··· DATA FOR PROCESSING

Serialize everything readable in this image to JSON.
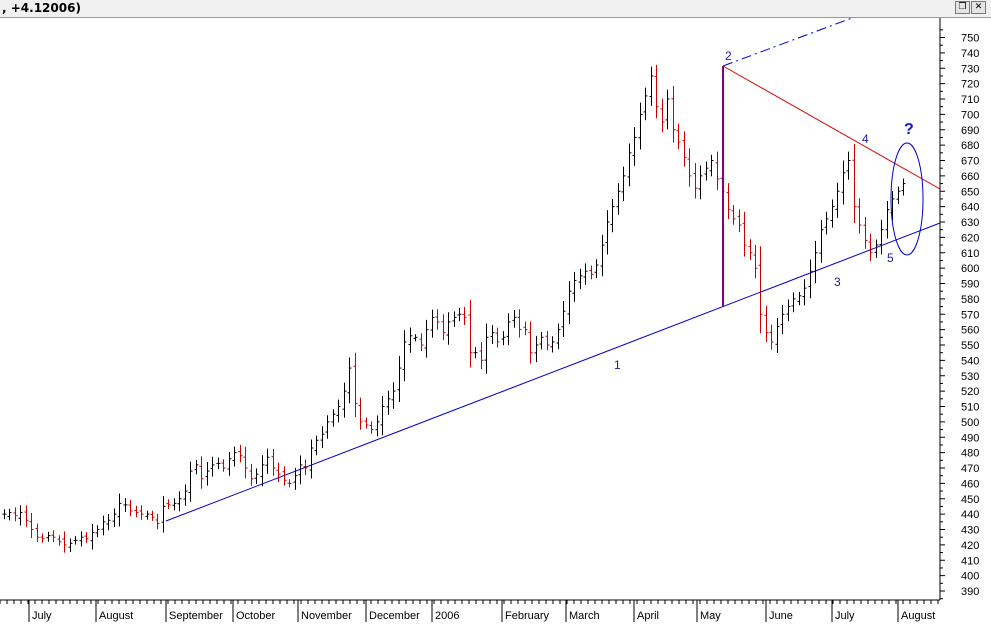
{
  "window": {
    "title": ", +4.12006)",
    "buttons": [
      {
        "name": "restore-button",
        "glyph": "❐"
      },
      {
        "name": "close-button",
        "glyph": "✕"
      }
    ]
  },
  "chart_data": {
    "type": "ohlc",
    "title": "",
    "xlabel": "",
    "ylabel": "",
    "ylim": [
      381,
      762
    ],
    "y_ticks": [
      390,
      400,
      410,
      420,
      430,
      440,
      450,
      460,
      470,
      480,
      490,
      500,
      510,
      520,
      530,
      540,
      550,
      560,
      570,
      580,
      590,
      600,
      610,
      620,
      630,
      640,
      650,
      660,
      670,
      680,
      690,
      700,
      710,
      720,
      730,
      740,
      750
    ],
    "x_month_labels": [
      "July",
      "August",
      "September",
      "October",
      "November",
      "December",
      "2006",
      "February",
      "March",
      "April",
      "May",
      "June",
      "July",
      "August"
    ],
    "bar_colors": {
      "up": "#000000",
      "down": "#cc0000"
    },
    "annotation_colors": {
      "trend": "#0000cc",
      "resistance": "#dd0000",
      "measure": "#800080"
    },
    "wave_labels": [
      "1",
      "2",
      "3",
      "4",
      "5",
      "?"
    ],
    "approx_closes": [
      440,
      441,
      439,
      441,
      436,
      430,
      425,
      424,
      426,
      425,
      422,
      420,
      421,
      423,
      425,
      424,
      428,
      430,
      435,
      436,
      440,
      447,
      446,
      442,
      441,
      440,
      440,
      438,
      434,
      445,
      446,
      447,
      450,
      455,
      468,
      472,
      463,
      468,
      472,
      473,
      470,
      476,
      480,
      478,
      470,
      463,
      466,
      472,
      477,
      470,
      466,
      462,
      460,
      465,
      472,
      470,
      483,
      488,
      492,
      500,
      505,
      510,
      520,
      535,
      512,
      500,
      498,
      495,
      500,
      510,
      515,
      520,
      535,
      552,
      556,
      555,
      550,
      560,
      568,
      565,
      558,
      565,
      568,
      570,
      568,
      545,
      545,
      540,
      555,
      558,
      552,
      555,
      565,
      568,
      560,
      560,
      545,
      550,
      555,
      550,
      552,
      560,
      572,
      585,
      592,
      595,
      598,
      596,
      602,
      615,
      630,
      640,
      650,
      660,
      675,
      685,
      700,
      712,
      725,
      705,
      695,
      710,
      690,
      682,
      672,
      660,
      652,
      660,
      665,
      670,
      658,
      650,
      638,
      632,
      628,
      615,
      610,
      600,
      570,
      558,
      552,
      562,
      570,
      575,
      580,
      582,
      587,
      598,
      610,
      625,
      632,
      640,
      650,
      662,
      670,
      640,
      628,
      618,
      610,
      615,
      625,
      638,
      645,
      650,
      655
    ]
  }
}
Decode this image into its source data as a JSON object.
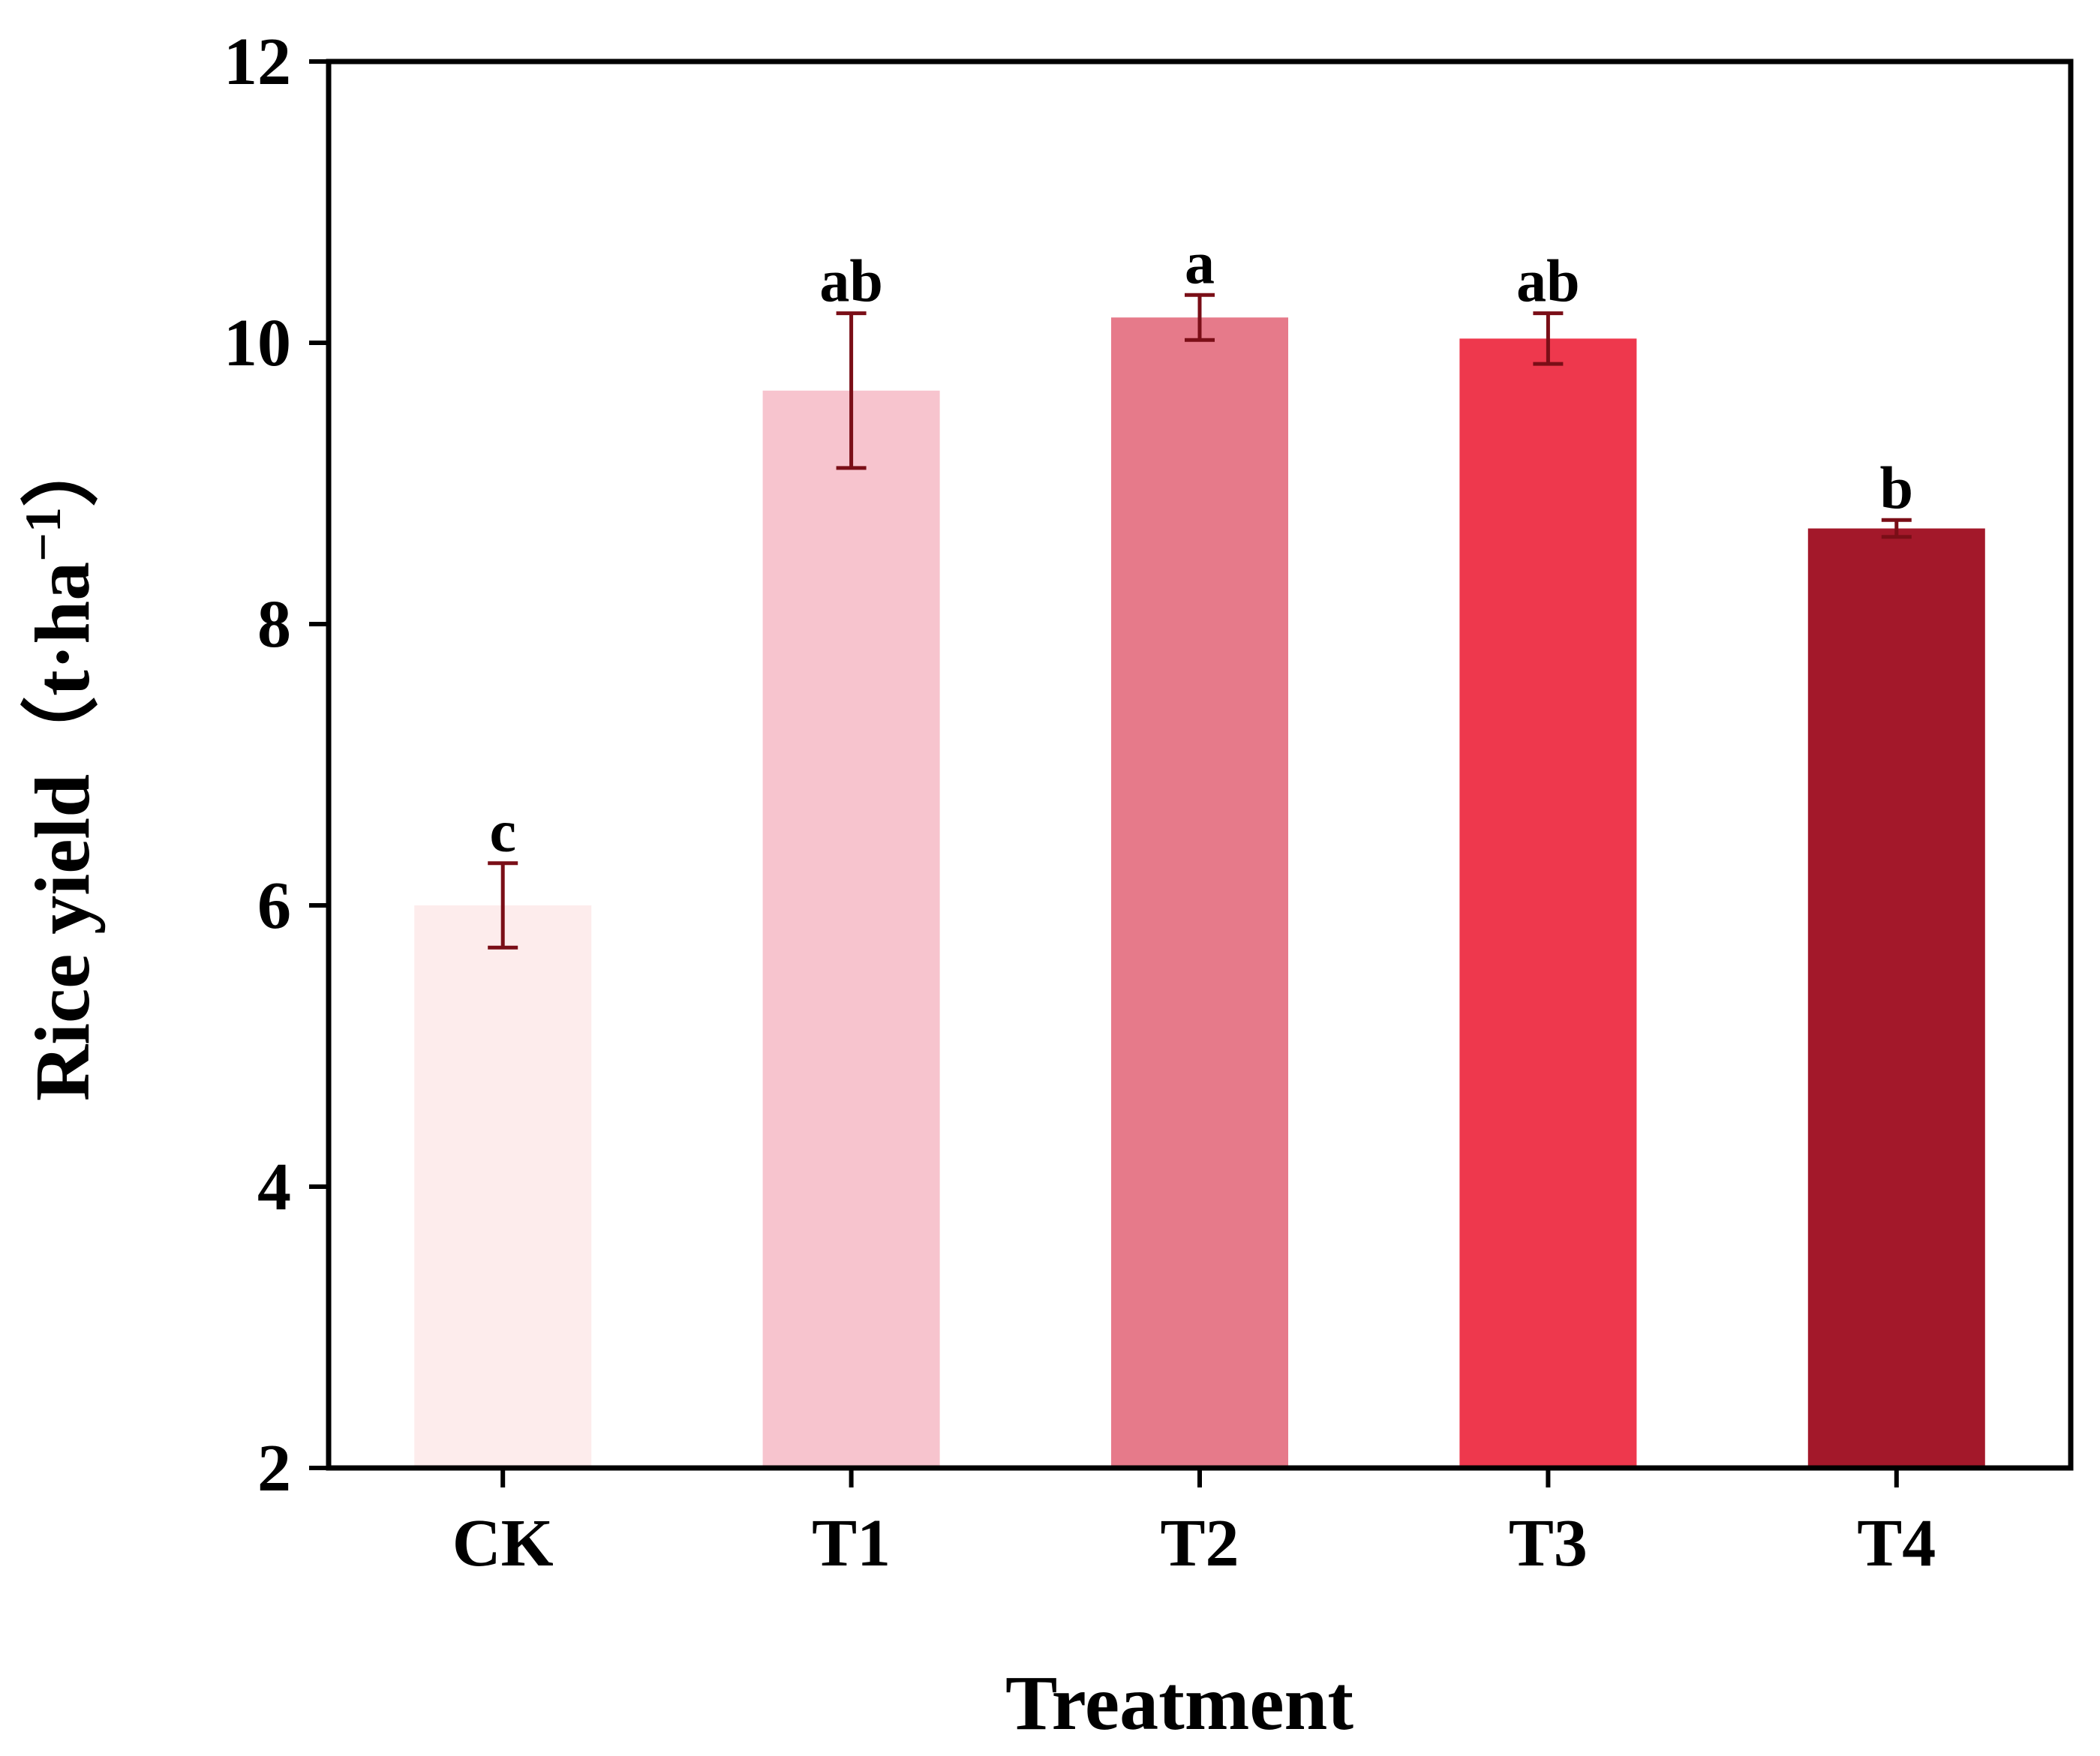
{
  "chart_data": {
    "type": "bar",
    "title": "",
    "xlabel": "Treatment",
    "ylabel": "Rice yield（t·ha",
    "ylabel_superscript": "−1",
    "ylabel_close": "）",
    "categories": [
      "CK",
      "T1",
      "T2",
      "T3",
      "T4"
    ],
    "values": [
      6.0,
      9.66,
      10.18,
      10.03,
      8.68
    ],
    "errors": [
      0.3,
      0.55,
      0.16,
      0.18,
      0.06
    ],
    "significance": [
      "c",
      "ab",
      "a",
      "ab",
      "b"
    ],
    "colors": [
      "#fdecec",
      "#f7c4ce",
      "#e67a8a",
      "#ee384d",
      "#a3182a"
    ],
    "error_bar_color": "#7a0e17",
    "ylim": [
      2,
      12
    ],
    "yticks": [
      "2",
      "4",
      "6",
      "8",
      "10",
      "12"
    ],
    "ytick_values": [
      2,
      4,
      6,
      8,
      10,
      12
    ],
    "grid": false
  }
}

······

WHAT TO PRODUCE: Omit pictures; set down the rest of the material word for word.

ANSWER FOR THIS EXERCISE:
Serialize everything readable in this image to JSON.
{
  "window": {
    "title": ", +4.12006)",
    "buttons": [
      {
        "name": "restore-button",
        "glyph": "❐"
      },
      {
        "name": "close-button",
        "glyph": "✕"
      }
    ]
  },
  "chart_data": {
    "type": "ohlc",
    "title": "",
    "xlabel": "",
    "ylabel": "",
    "ylim": [
      381,
      762
    ],
    "y_ticks": [
      390,
      400,
      410,
      420,
      430,
      440,
      450,
      460,
      470,
      480,
      490,
      500,
      510,
      520,
      530,
      540,
      550,
      560,
      570,
      580,
      590,
      600,
      610,
      620,
      630,
      640,
      650,
      660,
      670,
      680,
      690,
      700,
      710,
      720,
      730,
      740,
      750
    ],
    "x_month_labels": [
      "July",
      "August",
      "September",
      "October",
      "November",
      "December",
      "2006",
      "February",
      "March",
      "April",
      "May",
      "June",
      "July",
      "August"
    ],
    "bar_colors": {
      "up": "#000000",
      "down": "#cc0000"
    },
    "annotation_colors": {
      "trend": "#0000cc",
      "resistance": "#dd0000",
      "measure": "#800080"
    },
    "wave_labels": [
      "1",
      "2",
      "3",
      "4",
      "5",
      "?"
    ],
    "approx_closes": [
      440,
      441,
      439,
      441,
      436,
      430,
      425,
      424,
      426,
      425,
      422,
      420,
      421,
      423,
      425,
      424,
      428,
      430,
      435,
      436,
      440,
      447,
      446,
      442,
      441,
      440,
      440,
      438,
      434,
      445,
      446,
      447,
      450,
      455,
      468,
      472,
      463,
      468,
      472,
      473,
      470,
      476,
      480,
      478,
      470,
      463,
      466,
      472,
      477,
      470,
      466,
      462,
      460,
      465,
      472,
      470,
      483,
      488,
      492,
      500,
      505,
      510,
      520,
      535,
      512,
      500,
      498,
      495,
      500,
      510,
      515,
      520,
      535,
      552,
      556,
      555,
      550,
      560,
      568,
      565,
      558,
      565,
      568,
      570,
      568,
      545,
      545,
      540,
      555,
      558,
      552,
      555,
      565,
      568,
      560,
      560,
      545,
      550,
      555,
      550,
      552,
      560,
      572,
      585,
      592,
      595,
      598,
      596,
      602,
      615,
      630,
      640,
      650,
      660,
      675,
      685,
      700,
      712,
      725,
      705,
      695,
      710,
      690,
      682,
      672,
      660,
      652,
      660,
      665,
      670,
      658,
      650,
      638,
      632,
      628,
      615,
      610,
      600,
      570,
      558,
      552,
      562,
      570,
      575,
      580,
      582,
      587,
      598,
      610,
      625,
      632,
      640,
      650,
      662,
      670,
      640,
      628,
      618,
      610,
      615,
      625,
      638,
      645,
      650,
      655
    ]
  }
}
Decode this image into its source data as a JSON object.
{
  "chart_data": {
    "type": "bar",
    "title": "",
    "xlabel": "Treatment",
    "ylabel": "Rice yield（t·ha",
    "ylabel_superscript": "−1",
    "ylabel_close": "）",
    "categories": [
      "CK",
      "T1",
      "T2",
      "T3",
      "T4"
    ],
    "values": [
      6.0,
      9.66,
      10.18,
      10.03,
      8.68
    ],
    "errors": [
      0.3,
      0.55,
      0.16,
      0.18,
      0.06
    ],
    "significance": [
      "c",
      "ab",
      "a",
      "ab",
      "b"
    ],
    "colors": [
      "#fdecec",
      "#f7c4ce",
      "#e67a8a",
      "#ee384d",
      "#a3182a"
    ],
    "error_bar_color": "#7a0e17",
    "ylim": [
      2,
      12
    ],
    "yticks": [
      "2",
      "4",
      "6",
      "8",
      "10",
      "12"
    ],
    "ytick_values": [
      2,
      4,
      6,
      8,
      10,
      12
    ],
    "grid": false
  }
}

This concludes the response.